§ EXERCISE DETAILS
Find all lines in the records that include the word "Schedule", and copy them out.

+++

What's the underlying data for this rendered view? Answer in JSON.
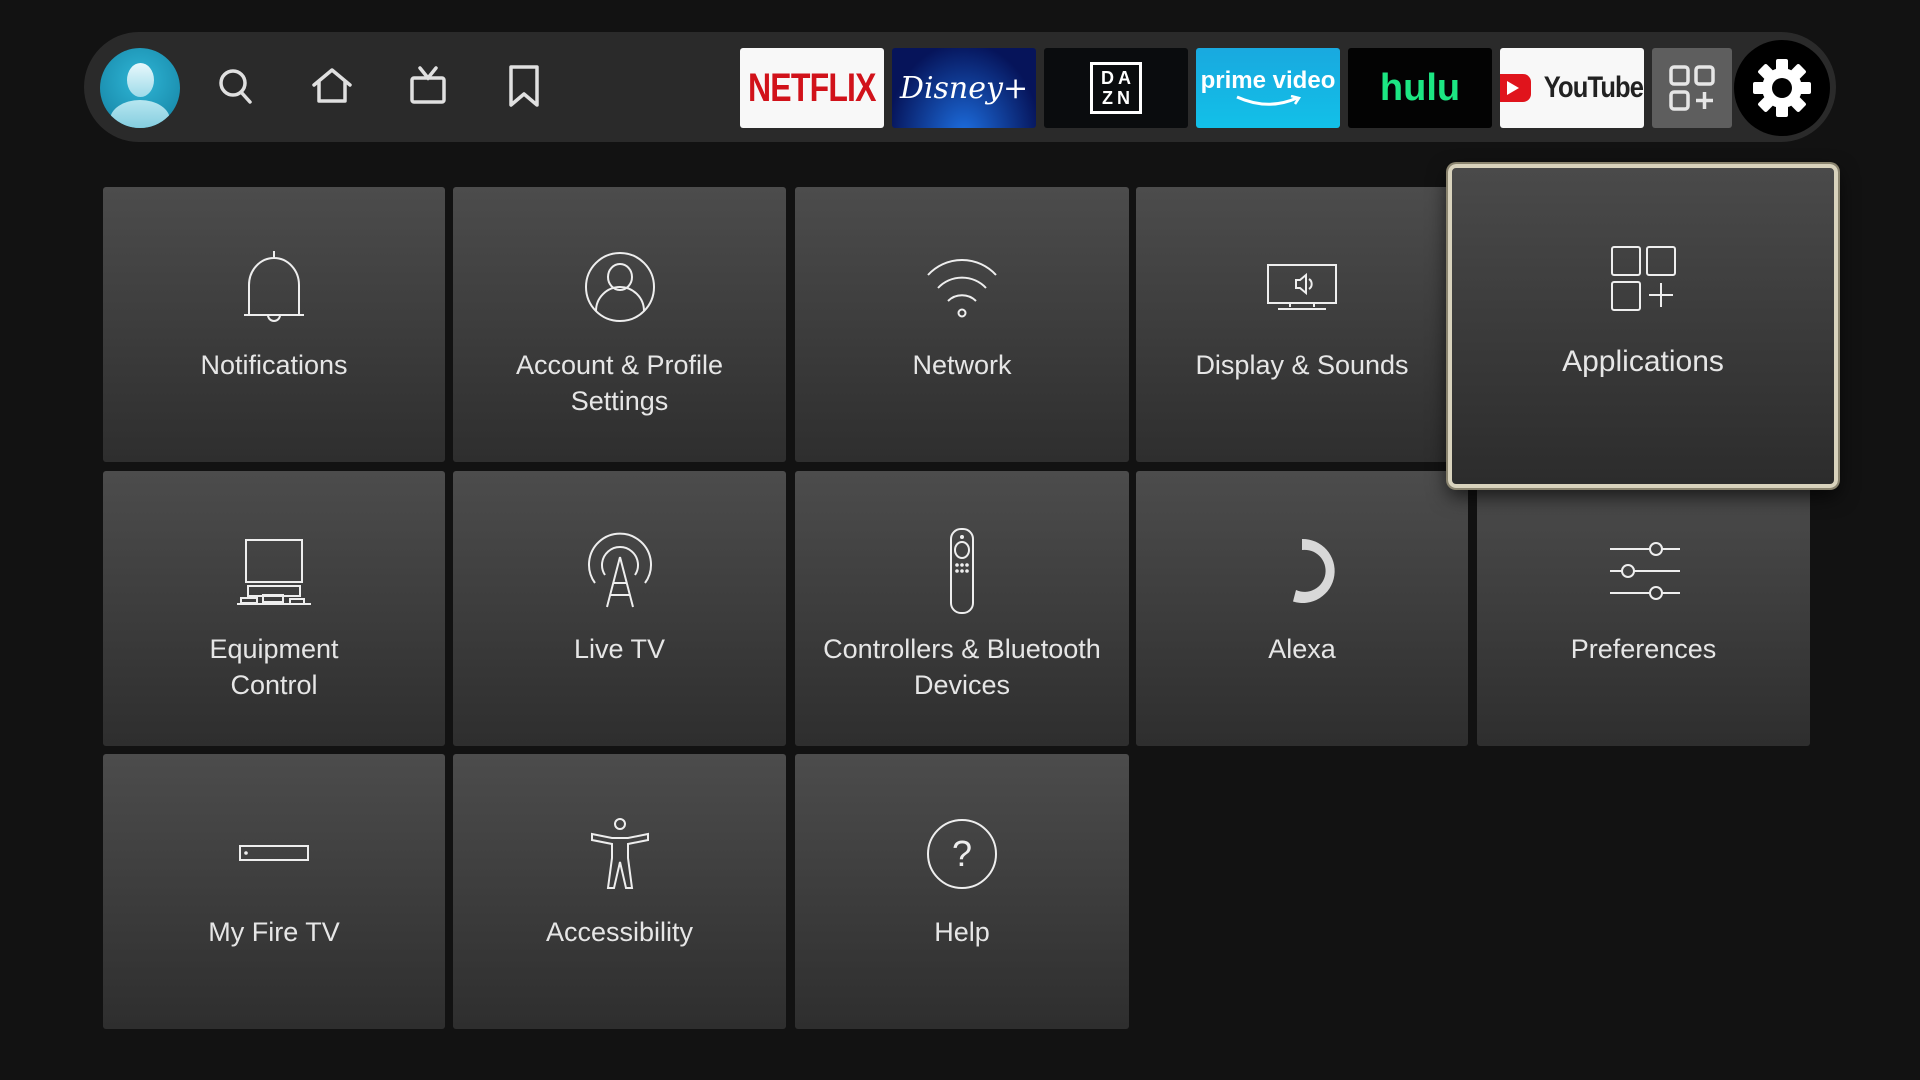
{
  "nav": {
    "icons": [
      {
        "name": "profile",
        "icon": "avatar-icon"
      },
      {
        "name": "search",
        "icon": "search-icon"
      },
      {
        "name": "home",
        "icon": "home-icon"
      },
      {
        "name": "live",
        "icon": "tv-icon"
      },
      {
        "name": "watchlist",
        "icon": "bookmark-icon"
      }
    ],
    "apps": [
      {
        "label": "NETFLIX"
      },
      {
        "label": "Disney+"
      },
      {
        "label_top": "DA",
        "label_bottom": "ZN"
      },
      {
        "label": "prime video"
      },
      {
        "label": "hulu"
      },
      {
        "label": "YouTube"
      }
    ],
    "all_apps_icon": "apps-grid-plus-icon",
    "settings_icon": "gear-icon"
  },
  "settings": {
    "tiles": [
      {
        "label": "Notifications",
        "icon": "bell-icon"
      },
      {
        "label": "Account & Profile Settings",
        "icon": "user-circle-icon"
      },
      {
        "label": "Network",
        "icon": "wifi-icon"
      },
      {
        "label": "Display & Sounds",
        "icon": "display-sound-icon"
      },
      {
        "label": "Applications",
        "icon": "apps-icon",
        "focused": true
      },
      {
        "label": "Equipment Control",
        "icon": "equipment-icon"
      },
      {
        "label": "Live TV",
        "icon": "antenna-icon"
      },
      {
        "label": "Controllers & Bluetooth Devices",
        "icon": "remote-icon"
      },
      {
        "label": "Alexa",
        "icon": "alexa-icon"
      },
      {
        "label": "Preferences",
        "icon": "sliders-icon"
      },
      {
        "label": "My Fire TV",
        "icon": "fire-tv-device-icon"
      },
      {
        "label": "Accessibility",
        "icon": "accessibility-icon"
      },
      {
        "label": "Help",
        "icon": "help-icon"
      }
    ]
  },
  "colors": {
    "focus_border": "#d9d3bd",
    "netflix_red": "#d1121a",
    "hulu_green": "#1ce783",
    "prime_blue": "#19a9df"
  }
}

+++

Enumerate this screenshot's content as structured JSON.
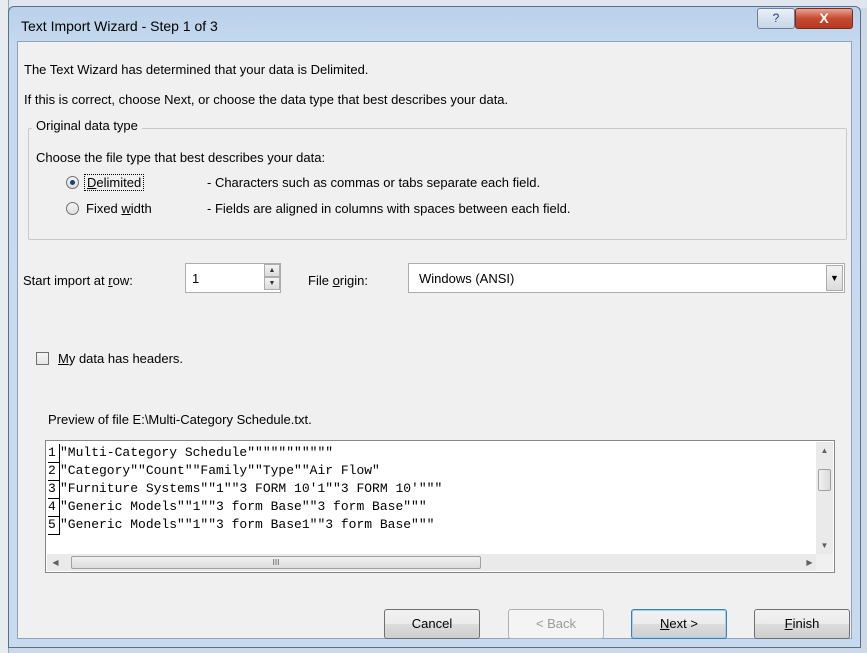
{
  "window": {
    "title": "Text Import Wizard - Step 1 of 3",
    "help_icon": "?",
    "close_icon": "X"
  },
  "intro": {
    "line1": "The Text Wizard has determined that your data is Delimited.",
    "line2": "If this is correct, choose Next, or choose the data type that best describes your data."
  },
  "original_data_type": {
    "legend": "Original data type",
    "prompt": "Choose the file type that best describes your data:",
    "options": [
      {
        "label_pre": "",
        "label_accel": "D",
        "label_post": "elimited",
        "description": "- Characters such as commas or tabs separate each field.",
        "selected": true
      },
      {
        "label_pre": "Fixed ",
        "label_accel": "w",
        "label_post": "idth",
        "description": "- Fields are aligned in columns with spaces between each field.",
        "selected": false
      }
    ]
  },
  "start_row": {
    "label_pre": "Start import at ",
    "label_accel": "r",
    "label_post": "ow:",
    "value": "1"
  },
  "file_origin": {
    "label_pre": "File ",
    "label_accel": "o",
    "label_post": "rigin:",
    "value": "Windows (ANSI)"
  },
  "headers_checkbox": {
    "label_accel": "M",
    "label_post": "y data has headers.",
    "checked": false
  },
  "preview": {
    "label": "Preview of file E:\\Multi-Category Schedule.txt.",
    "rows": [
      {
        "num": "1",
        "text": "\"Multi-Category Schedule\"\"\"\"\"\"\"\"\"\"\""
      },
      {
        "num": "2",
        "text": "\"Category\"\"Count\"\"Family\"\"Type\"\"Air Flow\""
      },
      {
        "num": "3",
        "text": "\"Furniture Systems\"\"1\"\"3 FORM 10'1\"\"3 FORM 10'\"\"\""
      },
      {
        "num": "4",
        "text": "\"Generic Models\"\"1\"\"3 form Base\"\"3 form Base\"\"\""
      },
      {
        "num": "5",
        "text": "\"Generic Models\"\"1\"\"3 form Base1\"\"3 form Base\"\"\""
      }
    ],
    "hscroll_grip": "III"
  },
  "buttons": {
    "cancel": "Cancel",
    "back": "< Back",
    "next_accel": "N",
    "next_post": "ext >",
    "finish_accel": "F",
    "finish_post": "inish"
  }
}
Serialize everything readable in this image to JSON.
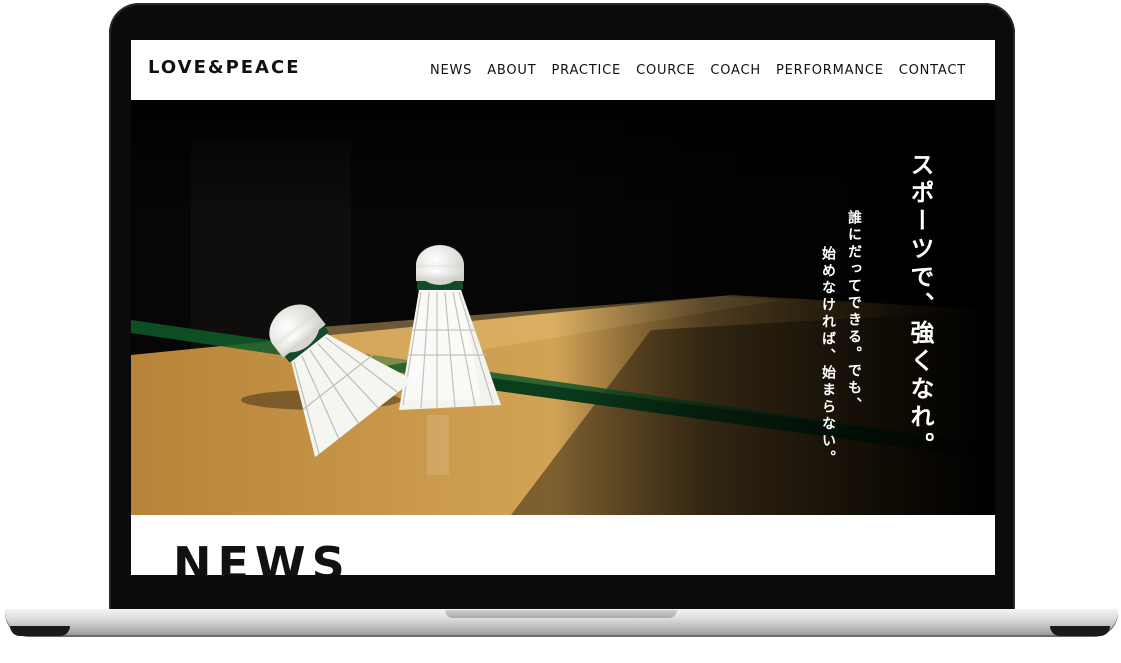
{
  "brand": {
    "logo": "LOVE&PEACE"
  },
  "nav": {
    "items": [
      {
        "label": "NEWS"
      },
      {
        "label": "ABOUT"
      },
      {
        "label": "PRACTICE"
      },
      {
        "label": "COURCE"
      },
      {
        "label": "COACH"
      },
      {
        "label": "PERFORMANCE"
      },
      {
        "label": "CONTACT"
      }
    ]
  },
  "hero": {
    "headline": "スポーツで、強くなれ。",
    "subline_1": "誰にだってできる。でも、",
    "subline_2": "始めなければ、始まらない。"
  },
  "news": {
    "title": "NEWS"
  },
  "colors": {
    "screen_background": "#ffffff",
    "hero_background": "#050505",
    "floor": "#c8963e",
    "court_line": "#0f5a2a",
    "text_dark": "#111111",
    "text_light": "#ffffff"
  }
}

+++

§ EXERCISE RESULT
    "label": "Preview of file E:\\Multi-Category Schedule.txt.",
        "text": "\"Multi-Category Schedule\"\"\"\"\"\"\"\"\"\"\""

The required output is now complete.